Raw records:
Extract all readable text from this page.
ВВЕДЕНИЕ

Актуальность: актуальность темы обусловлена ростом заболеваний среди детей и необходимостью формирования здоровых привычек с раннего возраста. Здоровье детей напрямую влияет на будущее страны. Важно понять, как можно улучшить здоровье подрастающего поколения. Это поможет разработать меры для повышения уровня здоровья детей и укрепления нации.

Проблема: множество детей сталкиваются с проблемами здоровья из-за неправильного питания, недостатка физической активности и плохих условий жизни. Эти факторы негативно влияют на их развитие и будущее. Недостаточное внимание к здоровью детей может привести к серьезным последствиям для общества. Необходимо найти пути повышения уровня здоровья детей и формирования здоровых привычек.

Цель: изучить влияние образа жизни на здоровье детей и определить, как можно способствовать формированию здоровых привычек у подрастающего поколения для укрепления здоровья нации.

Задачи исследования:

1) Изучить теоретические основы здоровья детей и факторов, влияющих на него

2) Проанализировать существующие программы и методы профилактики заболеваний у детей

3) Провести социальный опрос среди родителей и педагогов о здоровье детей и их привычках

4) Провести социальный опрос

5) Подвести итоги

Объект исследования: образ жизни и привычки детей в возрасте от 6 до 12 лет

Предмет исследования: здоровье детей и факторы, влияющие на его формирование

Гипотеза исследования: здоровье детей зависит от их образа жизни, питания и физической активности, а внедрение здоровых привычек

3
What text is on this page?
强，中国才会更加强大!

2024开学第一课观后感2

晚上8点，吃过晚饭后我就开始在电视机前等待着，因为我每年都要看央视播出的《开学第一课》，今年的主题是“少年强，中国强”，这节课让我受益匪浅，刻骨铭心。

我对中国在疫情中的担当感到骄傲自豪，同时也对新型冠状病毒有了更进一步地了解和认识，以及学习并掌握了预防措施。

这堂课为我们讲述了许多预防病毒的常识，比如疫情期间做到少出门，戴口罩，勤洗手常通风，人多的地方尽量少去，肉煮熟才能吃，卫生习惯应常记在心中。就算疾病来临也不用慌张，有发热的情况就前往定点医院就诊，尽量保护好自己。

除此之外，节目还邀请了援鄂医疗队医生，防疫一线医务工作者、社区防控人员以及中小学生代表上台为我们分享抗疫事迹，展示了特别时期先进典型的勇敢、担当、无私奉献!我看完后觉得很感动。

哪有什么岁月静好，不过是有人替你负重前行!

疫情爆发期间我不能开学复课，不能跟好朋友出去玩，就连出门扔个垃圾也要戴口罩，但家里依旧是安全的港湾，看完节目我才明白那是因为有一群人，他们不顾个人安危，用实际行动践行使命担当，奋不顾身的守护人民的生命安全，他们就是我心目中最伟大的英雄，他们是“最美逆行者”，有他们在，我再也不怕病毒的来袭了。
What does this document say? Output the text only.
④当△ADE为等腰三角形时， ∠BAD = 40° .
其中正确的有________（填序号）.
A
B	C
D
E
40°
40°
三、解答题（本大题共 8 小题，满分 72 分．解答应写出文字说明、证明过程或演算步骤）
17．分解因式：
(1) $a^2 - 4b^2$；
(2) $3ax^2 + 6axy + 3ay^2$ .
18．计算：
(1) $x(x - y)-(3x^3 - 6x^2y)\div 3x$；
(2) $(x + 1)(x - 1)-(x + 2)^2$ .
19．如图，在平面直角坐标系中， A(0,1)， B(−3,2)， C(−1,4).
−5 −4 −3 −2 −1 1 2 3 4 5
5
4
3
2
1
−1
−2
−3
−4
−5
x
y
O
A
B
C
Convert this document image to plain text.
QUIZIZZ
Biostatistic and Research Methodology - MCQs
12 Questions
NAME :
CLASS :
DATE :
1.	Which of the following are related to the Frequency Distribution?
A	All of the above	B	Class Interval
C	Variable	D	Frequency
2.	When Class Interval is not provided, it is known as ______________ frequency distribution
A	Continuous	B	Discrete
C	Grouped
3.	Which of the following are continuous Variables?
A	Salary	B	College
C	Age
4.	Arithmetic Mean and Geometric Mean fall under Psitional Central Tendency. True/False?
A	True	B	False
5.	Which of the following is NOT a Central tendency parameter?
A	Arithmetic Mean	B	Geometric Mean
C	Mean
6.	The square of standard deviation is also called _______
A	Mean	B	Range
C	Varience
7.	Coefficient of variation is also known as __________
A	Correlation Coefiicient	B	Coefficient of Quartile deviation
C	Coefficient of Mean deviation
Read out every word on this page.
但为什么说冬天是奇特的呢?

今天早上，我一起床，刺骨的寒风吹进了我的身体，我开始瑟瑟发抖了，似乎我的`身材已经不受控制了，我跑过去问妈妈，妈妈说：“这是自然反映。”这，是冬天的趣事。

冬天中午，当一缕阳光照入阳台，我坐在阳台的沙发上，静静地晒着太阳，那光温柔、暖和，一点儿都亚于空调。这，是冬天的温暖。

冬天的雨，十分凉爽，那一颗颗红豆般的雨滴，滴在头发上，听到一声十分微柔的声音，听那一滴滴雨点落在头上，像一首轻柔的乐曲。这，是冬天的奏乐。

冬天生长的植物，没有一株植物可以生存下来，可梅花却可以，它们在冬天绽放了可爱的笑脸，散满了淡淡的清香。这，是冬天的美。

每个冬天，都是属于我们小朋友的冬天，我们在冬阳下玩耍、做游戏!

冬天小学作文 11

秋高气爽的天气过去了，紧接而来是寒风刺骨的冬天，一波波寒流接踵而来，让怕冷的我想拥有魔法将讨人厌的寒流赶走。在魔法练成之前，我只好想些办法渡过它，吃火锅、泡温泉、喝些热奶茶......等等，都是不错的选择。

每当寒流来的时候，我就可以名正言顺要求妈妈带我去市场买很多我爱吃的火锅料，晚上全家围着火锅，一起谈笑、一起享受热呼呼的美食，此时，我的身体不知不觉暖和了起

What the exercise asks: Repeat the data precisely, reproducing every entry.

Response to this exercise:
Extract all readable text from this page.
ВВЕДЕНИЕ

Актуальность: актуальность темы обусловлена ростом заболеваний среди детей и необходимостью формирования здоровых привычек с раннего возраста. Здоровье детей напрямую влияет на будущее страны. Важно понять, как можно улучшить здоровье подрастающего поколения. Это поможет разработать меры для повышения уровня здоровья детей и укрепления нации.

Проблема: множество детей сталкиваются с проблемами здоровья из-за неправильного питания, недостатка физической активности и плохих условий жизни. Эти факторы негативно влияют на их развитие и будущее. Недостаточное внимание к здоровью детей может привести к серьезным последствиям для общества. Необходимо найти пути повышения уровня здоровья детей и формирования здоровых привычек.

Цель: изучить влияние образа жизни на здоровье детей и определить, как можно способствовать формированию здоровых привычек у подрастающего поколения для укрепления здоровья нации.

Задачи исследования:

1) Изучить теоретические основы здоровья детей и факторов, влияющих на него

2) Проанализировать существующие программы и методы профилактики заболеваний у детей

3) Провести социальный опрос среди родителей и педагогов о здоровье детей и их привычках

4) Провести социальный опрос

5) Подвести итоги

Объект исследования: образ жизни и привычки детей в возрасте от 6 до 12 лет

Предмет исследования: здоровье детей и факторы, влияющие на его формирование

Гипотеза исследования: здоровье детей зависит от их образа жизни, питания и физической активности, а внедрение здоровых привычек

3
What text is on this page?
强，中国才会更加强大!

2024开学第一课观后感2

晚上8点，吃过晚饭后我就开始在电视机前等待着，因为我每年都要看央视播出的《开学第一课》，今年的主题是“少年强，中国强”，这节课让我受益匪浅，刻骨铭心。

我对中国在疫情中的担当感到骄傲自豪，同时也对新型冠状病毒有了更进一步地了解和认识，以及学习并掌握了预防措施。

这堂课为我们讲述了许多预防病毒的常识，比如疫情期间做到少出门，戴口罩，勤洗手常通风，人多的地方尽量少去，肉煮熟才能吃，卫生习惯应常记在心中。就算疾病来临也不用慌张，有发热的情况就前往定点医院就诊，尽量保护好自己。

除此之外，节目还邀请了援鄂医疗队医生，防疫一线医务工作者、社区防控人员以及中小学生代表上台为我们分享抗疫事迹，展示了特别时期先进典型的勇敢、担当、无私奉献!我看完后觉得很感动。

哪有什么岁月静好，不过是有人替你负重前行!

疫情爆发期间我不能开学复课，不能跟好朋友出去玩，就连出门扔个垃圾也要戴口罩，但家里依旧是安全的港湾，看完节目我才明白那是因为有一群人，他们不顾个人安危，用实际行动践行使命担当，奋不顾身的守护人民的生命安全，他们就是我心目中最伟大的英雄，他们是“最美逆行者”，有他们在，我再也不怕病毒的来袭了。
What does this document say? Output the text only.
④当△ADE为等腰三角形时， ∠BAD = 40° .
其中正确的有________（填序号）.
A
B	C
D
E
40°
40°
三、解答题（本大题共 8 小题，满分 72 分．解答应写出文字说明、证明过程或演算步骤）
17．分解因式：
(1) $a^2 - 4b^2$；
(2) $3ax^2 + 6axy + 3ay^2$ .
18．计算：
(1) $x(x - y)-(3x^3 - 6x^2y)\div 3x$；
(2) $(x + 1)(x - 1)-(x + 2)^2$ .
19．如图，在平面直角坐标系中， A(0,1)， B(−3,2)， C(−1,4).
−5 −4 −3 −2 −1 1 2 3 4 5
5
4
3
2
1
−1
−2
−3
−4
−5
x
y
O
A
B
C
Convert this document image to plain text.
QUIZIZZ
Biostatistic and Research Methodology - MCQs
12 Questions
NAME :
CLASS :
DATE :
1.	Which of the following are related to the Frequency Distribution?
A	All of the above	B	Class Interval
C	Variable	D	Frequency
2.	When Class Interval is not provided, it is known as ______________ frequency distribution
A	Continuous	B	Discrete
C	Grouped
3.	Which of the following are continuous Variables?
A	Salary	B	College
C	Age
4.	Arithmetic Mean and Geometric Mean fall under Psitional Central Tendency. True/False?
A	True	B	False
5.	Which of the following is NOT a Central tendency parameter?
A	Arithmetic Mean	B	Geometric Mean
C	Mean
6.	The square of standard deviation is also called _______
A	Mean	B	Range
C	Varience
7.	Coefficient of variation is also known as __________
A	Correlation Coefiicient	B	Coefficient of Quartile deviation
C	Coefficient of Mean deviation
Read out every word on this page.
但为什么说冬天是奇特的呢?

今天早上，我一起床，刺骨的寒风吹进了我的身体，我开始瑟瑟发抖了，似乎我的`身材已经不受控制了，我跑过去问妈妈，妈妈说：“这是自然反映。”这，是冬天的趣事。

冬天中午，当一缕阳光照入阳台，我坐在阳台的沙发上，静静地晒着太阳，那光温柔、暖和，一点儿都亚于空调。这，是冬天的温暖。

冬天的雨，十分凉爽，那一颗颗红豆般的雨滴，滴在头发上，听到一声十分微柔的声音，听那一滴滴雨点落在头上，像一首轻柔的乐曲。这，是冬天的奏乐。

冬天生长的植物，没有一株植物可以生存下来，可梅花却可以，它们在冬天绽放了可爱的笑脸，散满了淡淡的清香。这，是冬天的美。

每个冬天，都是属于我们小朋友的冬天，我们在冬阳下玩耍、做游戏!

冬天小学作文 11

秋高气爽的天气过去了，紧接而来是寒风刺骨的冬天，一波波寒流接踵而来，让怕冷的我想拥有魔法将讨人厌的寒流赶走。在魔法练成之前，我只好想些办法渡过它，吃火锅、泡温泉、喝些热奶茶......等等，都是不错的选择。

每当寒流来的时候，我就可以名正言顺要求妈妈带我去市场买很多我爱吃的火锅料，晚上全家围着火锅，一起谈笑、一起享受热呼呼的美食，此时，我的身体不知不觉暖和了起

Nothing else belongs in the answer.